## Start
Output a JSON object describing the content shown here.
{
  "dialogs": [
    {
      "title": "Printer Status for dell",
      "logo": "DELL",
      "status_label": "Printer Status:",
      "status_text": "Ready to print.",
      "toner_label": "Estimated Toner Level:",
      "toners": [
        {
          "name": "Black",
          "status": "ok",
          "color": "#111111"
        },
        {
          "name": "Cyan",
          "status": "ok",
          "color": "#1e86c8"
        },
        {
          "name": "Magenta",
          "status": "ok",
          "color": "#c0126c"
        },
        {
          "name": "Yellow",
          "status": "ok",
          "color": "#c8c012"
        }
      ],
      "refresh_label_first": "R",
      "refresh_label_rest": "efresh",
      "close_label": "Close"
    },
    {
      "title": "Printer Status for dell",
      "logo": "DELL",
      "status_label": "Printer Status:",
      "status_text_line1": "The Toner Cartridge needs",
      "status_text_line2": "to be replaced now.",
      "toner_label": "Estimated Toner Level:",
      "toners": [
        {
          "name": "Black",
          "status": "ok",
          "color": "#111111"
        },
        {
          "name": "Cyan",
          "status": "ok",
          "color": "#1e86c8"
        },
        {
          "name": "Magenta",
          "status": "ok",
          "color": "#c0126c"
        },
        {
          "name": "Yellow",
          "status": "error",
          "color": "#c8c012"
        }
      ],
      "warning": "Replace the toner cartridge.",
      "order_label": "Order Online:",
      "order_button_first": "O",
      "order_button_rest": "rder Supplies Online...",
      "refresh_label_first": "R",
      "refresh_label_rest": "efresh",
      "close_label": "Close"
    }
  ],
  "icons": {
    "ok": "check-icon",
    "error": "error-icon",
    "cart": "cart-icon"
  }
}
## End
## STATED GOAL
Transcribe all entries exactly as they are given.

## ANSWER TO THIS TASK
Output a JSON object describing the content shown here.
{
  "dialogs": [
    {
      "title": "Printer Status for dell",
      "logo": "DELL",
      "status_label": "Printer Status:",
      "status_text": "Ready to print.",
      "toner_label": "Estimated Toner Level:",
      "toners": [
        {
          "name": "Black",
          "status": "ok",
          "color": "#111111"
        },
        {
          "name": "Cyan",
          "status": "ok",
          "color": "#1e86c8"
        },
        {
          "name": "Magenta",
          "status": "ok",
          "color": "#c0126c"
        },
        {
          "name": "Yellow",
          "status": "ok",
          "color": "#c8c012"
        }
      ],
      "refresh_label_first": "R",
      "refresh_label_rest": "efresh",
      "close_label": "Close"
    },
    {
      "title": "Printer Status for dell",
      "logo": "DELL",
      "status_label": "Printer Status:",
      "status_text_line1": "The Toner Cartridge needs",
      "status_text_line2": "to be replaced now.",
      "toner_label": "Estimated Toner Level:",
      "toners": [
        {
          "name": "Black",
          "status": "ok",
          "color": "#111111"
        },
        {
          "name": "Cyan",
          "status": "ok",
          "color": "#1e86c8"
        },
        {
          "name": "Magenta",
          "status": "ok",
          "color": "#c0126c"
        },
        {
          "name": "Yellow",
          "status": "error",
          "color": "#c8c012"
        }
      ],
      "warning": "Replace the toner cartridge.",
      "order_label": "Order Online:",
      "order_button_first": "O",
      "order_button_rest": "rder Supplies Online...",
      "refresh_label_first": "R",
      "refresh_label_rest": "efresh",
      "close_label": "Close"
    }
  ],
  "icons": {
    "ok": "check-icon",
    "error": "error-icon",
    "cart": "cart-icon"
  }
}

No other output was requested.